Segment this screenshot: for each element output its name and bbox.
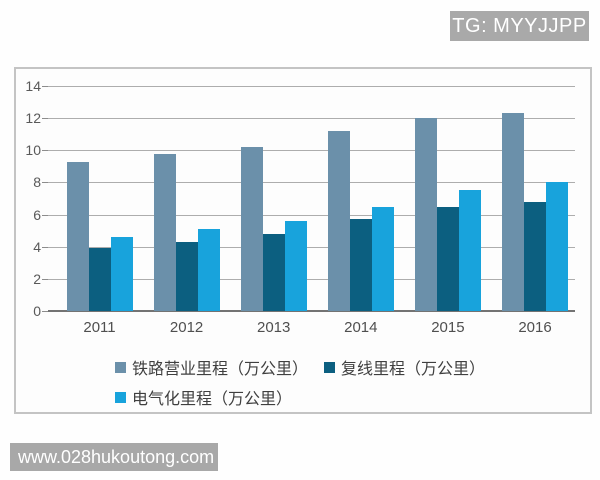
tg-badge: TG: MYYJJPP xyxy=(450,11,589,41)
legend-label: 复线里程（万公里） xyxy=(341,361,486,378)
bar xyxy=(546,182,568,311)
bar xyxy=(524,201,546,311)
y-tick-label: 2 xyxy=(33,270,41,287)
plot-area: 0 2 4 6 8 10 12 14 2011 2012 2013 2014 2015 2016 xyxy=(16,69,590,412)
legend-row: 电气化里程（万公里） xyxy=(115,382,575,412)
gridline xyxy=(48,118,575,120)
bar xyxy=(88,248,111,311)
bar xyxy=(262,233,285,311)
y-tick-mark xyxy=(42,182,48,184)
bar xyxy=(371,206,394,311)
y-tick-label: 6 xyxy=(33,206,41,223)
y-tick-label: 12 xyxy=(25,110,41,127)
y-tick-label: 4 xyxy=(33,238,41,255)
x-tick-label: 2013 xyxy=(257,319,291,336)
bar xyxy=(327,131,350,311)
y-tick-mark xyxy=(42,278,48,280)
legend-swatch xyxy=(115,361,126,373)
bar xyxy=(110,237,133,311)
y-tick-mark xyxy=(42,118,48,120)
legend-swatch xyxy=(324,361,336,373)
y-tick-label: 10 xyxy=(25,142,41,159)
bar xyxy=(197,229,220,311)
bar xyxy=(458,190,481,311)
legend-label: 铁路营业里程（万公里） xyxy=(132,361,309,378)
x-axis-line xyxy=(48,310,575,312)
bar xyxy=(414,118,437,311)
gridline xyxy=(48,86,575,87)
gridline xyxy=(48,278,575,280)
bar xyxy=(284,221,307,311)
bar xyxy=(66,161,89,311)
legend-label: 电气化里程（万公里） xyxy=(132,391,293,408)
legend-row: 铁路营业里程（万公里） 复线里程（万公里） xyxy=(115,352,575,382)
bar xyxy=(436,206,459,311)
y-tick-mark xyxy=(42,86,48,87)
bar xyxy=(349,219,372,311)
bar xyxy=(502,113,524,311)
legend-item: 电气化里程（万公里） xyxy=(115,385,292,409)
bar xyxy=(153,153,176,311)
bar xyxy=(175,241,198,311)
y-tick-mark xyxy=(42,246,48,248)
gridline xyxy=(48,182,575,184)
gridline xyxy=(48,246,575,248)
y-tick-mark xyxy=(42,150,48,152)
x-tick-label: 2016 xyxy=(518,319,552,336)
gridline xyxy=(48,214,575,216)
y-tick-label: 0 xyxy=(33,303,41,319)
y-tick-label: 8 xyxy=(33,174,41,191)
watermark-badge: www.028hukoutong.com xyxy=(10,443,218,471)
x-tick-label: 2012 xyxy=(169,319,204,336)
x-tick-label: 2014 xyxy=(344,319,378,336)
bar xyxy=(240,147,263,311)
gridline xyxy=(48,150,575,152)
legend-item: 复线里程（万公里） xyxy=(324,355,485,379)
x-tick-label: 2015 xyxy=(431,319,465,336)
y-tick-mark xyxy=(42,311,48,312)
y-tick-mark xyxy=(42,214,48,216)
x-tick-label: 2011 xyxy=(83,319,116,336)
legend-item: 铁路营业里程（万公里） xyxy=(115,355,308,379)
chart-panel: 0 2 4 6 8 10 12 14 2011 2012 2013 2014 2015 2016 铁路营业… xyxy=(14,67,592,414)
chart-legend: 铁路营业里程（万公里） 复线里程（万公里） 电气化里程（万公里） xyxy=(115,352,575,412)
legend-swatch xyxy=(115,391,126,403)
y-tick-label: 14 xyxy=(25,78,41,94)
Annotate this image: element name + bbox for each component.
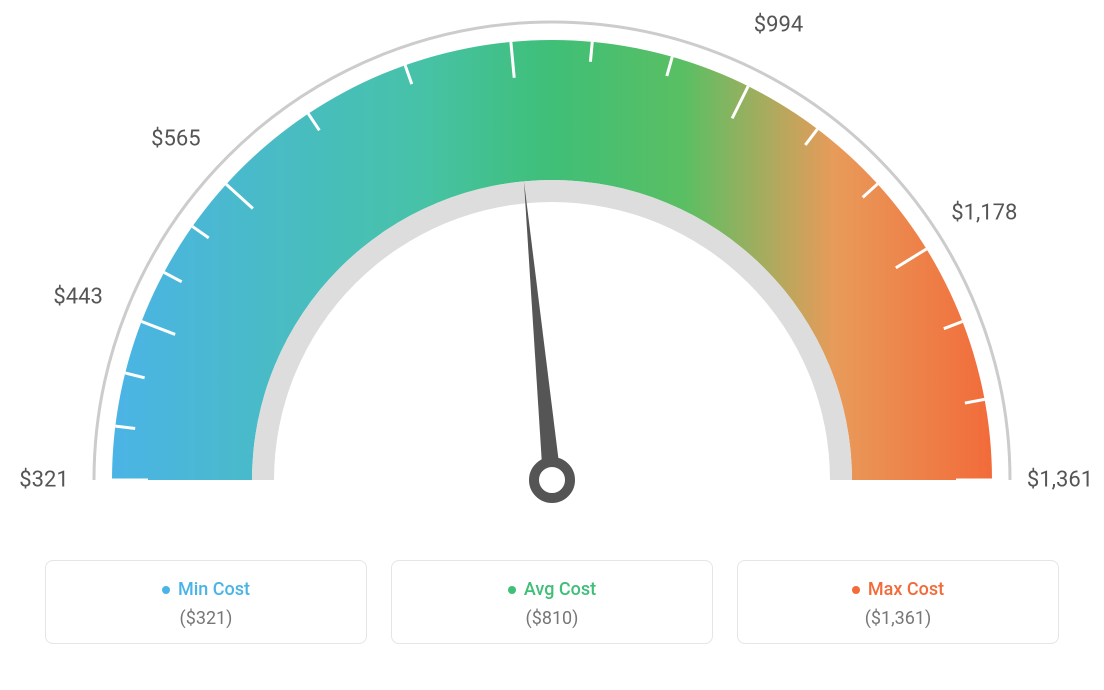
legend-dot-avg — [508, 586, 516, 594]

■ **Work to complete**: Give every line of the rows above as a JSON list of strings, one string per line, leaving out blank lines and the pictures.

■ **Full output**:
[
  "Segment this screenshot: for each element output its name and bbox.",
  "tg-badge: TG: MYYJJPP xyxy=(450,11,589,41)",
  "legend-label: 复线里程（万公里） xyxy=(341,361,486,378)",
  "bar xyxy=(546,182,568,311)",
  "bar xyxy=(524,201,546,311)",
  "y-tick-label: 2 xyxy=(33,270,41,287)",
  "plot-area: 0 2 4 6 8 10 12 14 2011 2012 2013 2014 2015 2016 xyxy=(16,69,590,412)",
  "legend-row: 电气化里程（万公里） xyxy=(115,382,575,412)",
  "gridline xyxy=(48,118,575,120)",
  "bar xyxy=(88,248,111,311)",
  "bar xyxy=(262,233,285,311)",
  "y-tick-mark xyxy=(42,182,48,184)",
  "bar xyxy=(371,206,394,311)",
  "y-tick-label: 6 xyxy=(33,206,41,223)",
  "y-tick-label: 12 xyxy=(25,110,41,127)",
  "y-tick-label: 4 xyxy=(33,238,41,255)",
  "x-tick-label: 2013 xyxy=(257,319,291,336)",
  "bar xyxy=(327,131,350,311)",
  "y-tick-mark xyxy=(42,278,48,280)",
  "legend-swatch xyxy=(115,361,126,373)",
  "bar xyxy=(110,237,133,311)",
  "y-tick-mark xyxy=(42,118,48,120)",
  "legend-swatch xyxy=(324,361,336,373)",
  "y-tick-label: 10 xyxy=(25,142,41,159)",
  "bar xyxy=(197,229,220,311)",
  "bar xyxy=(458,190,481,311)",
  "legend-label: 铁路营业里程（万公里） xyxy=(132,361,309,378)",
  "x-axis-line xyxy=(48,310,575,312)",
  "bar xyxy=(414,118,437,311)",
  "gridline xyxy=(48,86,575,87)",
  "gridline xyxy=(48,278,575,280)",
  "bar xyxy=(284,221,307,311)",
  "bar xyxy=(66,161,89,311)",
  "legend-label: 电气化里程（万公里） xyxy=(132,391,293,408)",
  "legend-row: 铁路营业里程（万公里） 复线里程（万公里） xyxy=(115,352,575,382)",
  "bar xyxy=(436,206,459,311)",
  "y-tick-mark xyxy=(42,86,48,87)",
  "bar xyxy=(349,219,372,311)",
  "bar xyxy=(502,113,524,311)",
  "legend-item: 电气化里程（万公里） xyxy=(115,385,292,409)",
  "bar xyxy=(153,153,176,311)",
  "bar xyxy=(175,241,198,311)",
  "y-tick-mark xyxy=(42,246,48,248)",
  "gridline xyxy=(48,182,575,184)",
  "gridline xyxy=(48,246,575,248)",
  "y-tick-mark xyxy=(42,150,48,152)",
  "x-tick-label: 2016 xyxy=(518,319,552,336)",
  "gridline xyxy=(48,214,575,216)",
  "y-tick-label: 0 xyxy=(33,303,41,319)",
  "y-tick-label: 8 xyxy=(33,174,41,191)",
  "watermark-badge: www.028hukoutong.com xyxy=(10,443,218,471)",
  "x-tick-label: 2012 xyxy=(169,319,204,336)",
  "x-tick-label: 2014 xyxy=(344,319,378,336)",
  "bar xyxy=(240,147,263,311)",
  "gridline xyxy=(48,150,575,152)",
  "legend-item: 复线里程（万公里） xyxy=(324,355,485,379)",
  "x-tick-label: 2015 xyxy=(431,319,465,336)",
  "y-tick-mark xyxy=(42,311,48,312)",
  "y-tick-mark xyxy=(42,214,48,216)",
  "x-tick-label: 2011 xyxy=(83,319,116,336)",
  "legend-item: 铁路营业里程（万公里） xyxy=(115,355,308,379)",
  "chart-panel: 0 2 4 6 8 10 12 14 2011 2012 2013 2014 2015 2016 铁路营业… xyxy=(14,67,592,414)",
  "chart-legend: 铁路营业里程（万公里） 复线里程（万公里） 电气化里程（万公里） xyxy=(115,352,575,412)",
  "legend-swatch xyxy=(115,391,126,403)",
  "y-tick-label: 14 xyxy=(25,78,41,94)",
  "Annotate this image: element name + bbox for each component.",
  "legend-dot-avg — [508, 586, 516, 594]"
]